> _Problem details_
Scan the lines below for the word "Checkout". Copy each line you find it in.

╭──

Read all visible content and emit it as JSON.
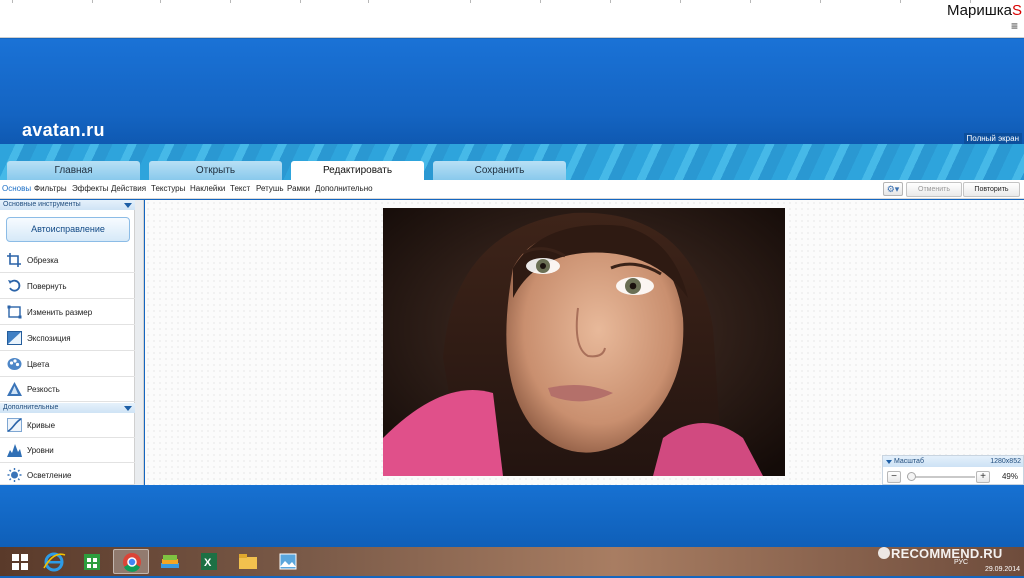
{
  "topbar": {
    "user_name": "Маришка",
    "user_suffix": "S",
    "menu_glyph": "≡"
  },
  "site": {
    "brand": "avatan.ru",
    "fullscreen_label": "Полный экран"
  },
  "tabs": [
    {
      "label": "Главная"
    },
    {
      "label": "Открыть"
    },
    {
      "label": "Редактировать",
      "active": true
    },
    {
      "label": "Сохранить"
    }
  ],
  "subtabs": [
    {
      "label": "Основы",
      "active": true
    },
    {
      "label": "Фильтры"
    },
    {
      "label": "Эффекты"
    },
    {
      "label": "Действия"
    },
    {
      "label": "Текстуры"
    },
    {
      "label": "Наклейки"
    },
    {
      "label": "Текст"
    },
    {
      "label": "Ретушь"
    },
    {
      "label": "Рамки"
    },
    {
      "label": "Дополнительно"
    }
  ],
  "toolbar": {
    "gear_icon": "gear-icon",
    "undo_label": "Отменить",
    "redo_label": "Повторить"
  },
  "sidebar": {
    "basic_header": "Основные инструменты",
    "auto_button": "Автоисправление",
    "basic_tools": [
      {
        "label": "Обрезка",
        "icon": "crop-icon"
      },
      {
        "label": "Повернуть",
        "icon": "rotate-icon"
      },
      {
        "label": "Изменить размер",
        "icon": "resize-icon"
      },
      {
        "label": "Экспозиция",
        "icon": "exposure-icon"
      },
      {
        "label": "Цвета",
        "icon": "palette-icon"
      },
      {
        "label": "Резкость",
        "icon": "sharpness-icon"
      }
    ],
    "extra_header": "Дополнительные",
    "extra_tools": [
      {
        "label": "Кривые",
        "icon": "curves-icon"
      },
      {
        "label": "Уровни",
        "icon": "levels-icon"
      },
      {
        "label": "Осветление",
        "icon": "lighten-icon"
      }
    ]
  },
  "zoom": {
    "label": "Масштаб",
    "resolution": "1280x852",
    "percent": "49%",
    "minus": "−",
    "plus": "+"
  },
  "taskbar": {
    "apps": [
      "windows-start-icon",
      "internet-explorer-icon",
      "store-icon",
      "chrome-icon",
      "bluestacks-icon",
      "excel-icon",
      "file-explorer-icon",
      "photos-icon"
    ],
    "lang": "РУС",
    "date": "29.09.2014"
  },
  "watermark": {
    "text": "RECOMMEND.RU"
  },
  "colors": {
    "accent_blue": "#1466c0",
    "water": "#2fa6de",
    "active_subtab": "#1c6fc7"
  }
}
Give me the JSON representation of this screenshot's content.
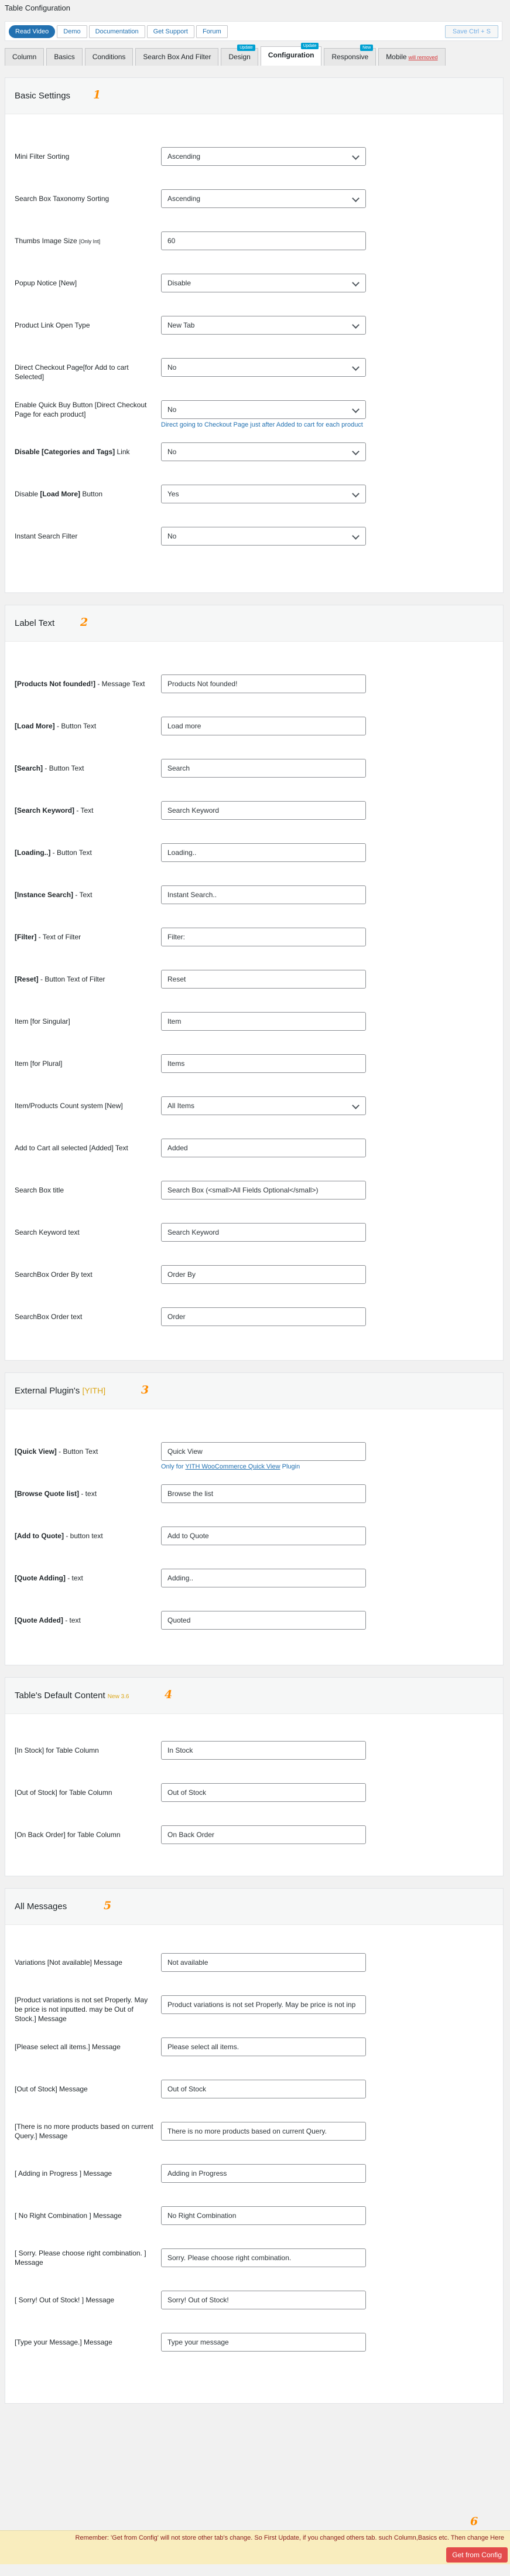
{
  "page_title": "Table Configuration",
  "topbar": {
    "links": [
      "Read Video",
      "Demo",
      "Documentation",
      "Get Support",
      "Forum"
    ],
    "save_label": "Save Ctrl + S"
  },
  "tabs": [
    {
      "label": "Column",
      "badge": "",
      "pro": ""
    },
    {
      "label": "Basics",
      "badge": "",
      "pro": ""
    },
    {
      "label": "Conditions",
      "badge": "",
      "pro": ""
    },
    {
      "label": "Search Box And Filter",
      "badge": "",
      "pro": ""
    },
    {
      "label": "Design",
      "badge": "Update",
      "pro": ""
    },
    {
      "label": "Configuration",
      "badge": "Update",
      "pro": ""
    },
    {
      "label": "Responsive",
      "badge": "New",
      "pro": ""
    },
    {
      "label": "Mobile",
      "badge": "",
      "pro": "will removed"
    }
  ],
  "sections": {
    "basic": {
      "title": "Basic Settings",
      "number": "1",
      "rows": [
        {
          "label": "Mini Filter Sorting",
          "value": "Ascending"
        },
        {
          "label": "Search Box Taxonomy Sorting",
          "value": "Ascending"
        },
        {
          "label": "Thumbs Image Size",
          "label_small": "[Only Int]",
          "value": "60"
        },
        {
          "label": "Popup Notice [New]",
          "value": "Disable"
        },
        {
          "label": "Product Link Open Type",
          "value": "New Tab"
        },
        {
          "label": "Direct Checkout Page[for Add to cart Selected]",
          "value": "No"
        },
        {
          "label": "Enable Quick Buy Button [Direct Checkout Page for each product]",
          "value": "No",
          "help": "Direct going to Checkout Page just after Added to cart for each product"
        },
        {
          "label_bold": "Disable [Categories and Tags]",
          "label": " Link",
          "value": "No"
        },
        {
          "label": "Disable ",
          "label_bold_after": "[Load More]",
          "label_after": " Button",
          "value": "Yes"
        },
        {
          "label": "Instant Search Filter",
          "value": "No"
        }
      ]
    },
    "label_text": {
      "title": "Label Text",
      "number": "2",
      "rows": [
        {
          "bold": "[Products Not founded!]",
          "rest": " - Message Text",
          "value": "Products Not founded!"
        },
        {
          "bold": "[Load More]",
          "rest": " - Button Text",
          "value": "Load more"
        },
        {
          "bold": "[Search]",
          "rest": " - Button Text",
          "value": "Search"
        },
        {
          "bold": "[Search Keyword]",
          "rest": " - Text",
          "value": "Search Keyword"
        },
        {
          "bold": "[Loading..]",
          "rest": " - Button Text",
          "value": "Loading.."
        },
        {
          "bold": "[Instance Search]",
          "rest": " - Text",
          "value": "Instant Search.."
        },
        {
          "bold": "[Filter]",
          "rest": " - Text of Filter",
          "value": "Filter:"
        },
        {
          "bold": "[Reset]",
          "rest": " - Button Text of Filter",
          "value": "Reset"
        },
        {
          "bold": "",
          "rest": "Item [for Singular]",
          "value": "Item"
        },
        {
          "bold": "",
          "rest": "Item [for Plural]",
          "value": "Items"
        },
        {
          "bold": "",
          "rest": "Item/Products Count system [New]",
          "value": "All Items",
          "select": true
        },
        {
          "bold": "",
          "rest": "Add to Cart all selected [Added] Text",
          "value": "Added"
        },
        {
          "bold": "",
          "rest": "Search Box title",
          "value": "Search Box (<small>All Fields Optional</small>)"
        },
        {
          "bold": "",
          "rest": "Search Keyword text",
          "value": "Search Keyword"
        },
        {
          "bold": "",
          "rest": "SearchBox Order By text",
          "value": "Order By"
        },
        {
          "bold": "",
          "rest": "SearchBox Order text",
          "value": "Order"
        }
      ]
    },
    "external": {
      "title": "External Plugin's",
      "title_sub": "[YITH]",
      "number": "3",
      "rows": [
        {
          "bold": "[Quick View]",
          "rest": " - Button Text",
          "value": "Quick View",
          "help_pre": "Only for ",
          "help_link": "YITH WooCommerce Quick View",
          "help_post": " Plugin"
        },
        {
          "bold": "[Browse Quote list]",
          "rest": " - text",
          "value": "Browse the list"
        },
        {
          "bold": "[Add to Quote]",
          "rest": " - button text",
          "value": "Add to Quote"
        },
        {
          "bold": "[Quote Adding]",
          "rest": " - text",
          "value": "Adding.."
        },
        {
          "bold": "[Quote Added]",
          "rest": " - text",
          "value": "Quoted"
        }
      ]
    },
    "default_content": {
      "title": "Table's Default Content",
      "title_tiny": "New 3.6",
      "number": "4",
      "rows": [
        {
          "label": "[In Stock] for Table Column",
          "value": "In Stock"
        },
        {
          "label": "[Out of Stock] for Table Column",
          "value": "Out of Stock"
        },
        {
          "label": "[On Back Order] for Table Column",
          "value": "On Back Order"
        }
      ]
    },
    "messages": {
      "title": "All Messages",
      "number": "5",
      "rows": [
        {
          "label": "Variations [Not available] Message",
          "value": "Not available"
        },
        {
          "label": "[Product variations is not set Properly. May be price is not inputted. may be Out of Stock.] Message",
          "value": "Product variations is not set Properly. May be price is not inp"
        },
        {
          "label": "[Please select all items.] Message",
          "value": "Please select all items."
        },
        {
          "label": "[Out of Stock] Message",
          "value": "Out of Stock"
        },
        {
          "label": "[There is no more products based on current Query.] Message",
          "value": "There is no more products based on current Query."
        },
        {
          "label": "[ Adding in Progress ] Message",
          "value": "Adding in Progress"
        },
        {
          "label": "[ No Right Combination ] Message",
          "value": "No Right Combination"
        },
        {
          "label": "[ Sorry. Please choose right combination. ] Message",
          "value": "Sorry. Please choose right combination."
        },
        {
          "label": "[ Sorry! Out of Stock! ] Message",
          "value": "Sorry! Out of Stock!"
        },
        {
          "label": "[Type your Message.] Message",
          "value": "Type your message"
        }
      ]
    }
  },
  "footer": {
    "number": "6",
    "note": "Remember: 'Get from Config' will not store other tab's change. So First Update, if you changed others tab. such Column,Basics etc. Then change Here",
    "button": "Get from Config"
  },
  "colors": {
    "accent": "#2271b1",
    "number_marker": "#ff8c00",
    "footer_bg": "#f9edbe",
    "footer_button": "#e34b4b"
  }
}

╰──

> _Result for this exercise_
          "label": "Direct Checkout Page[for Add to cart Selected]",
          "label": "Enable Quick Buy Button [Direct Checkout Page for each product]",
          "help": "Direct going to Checkout Page just after Added to cart for each product"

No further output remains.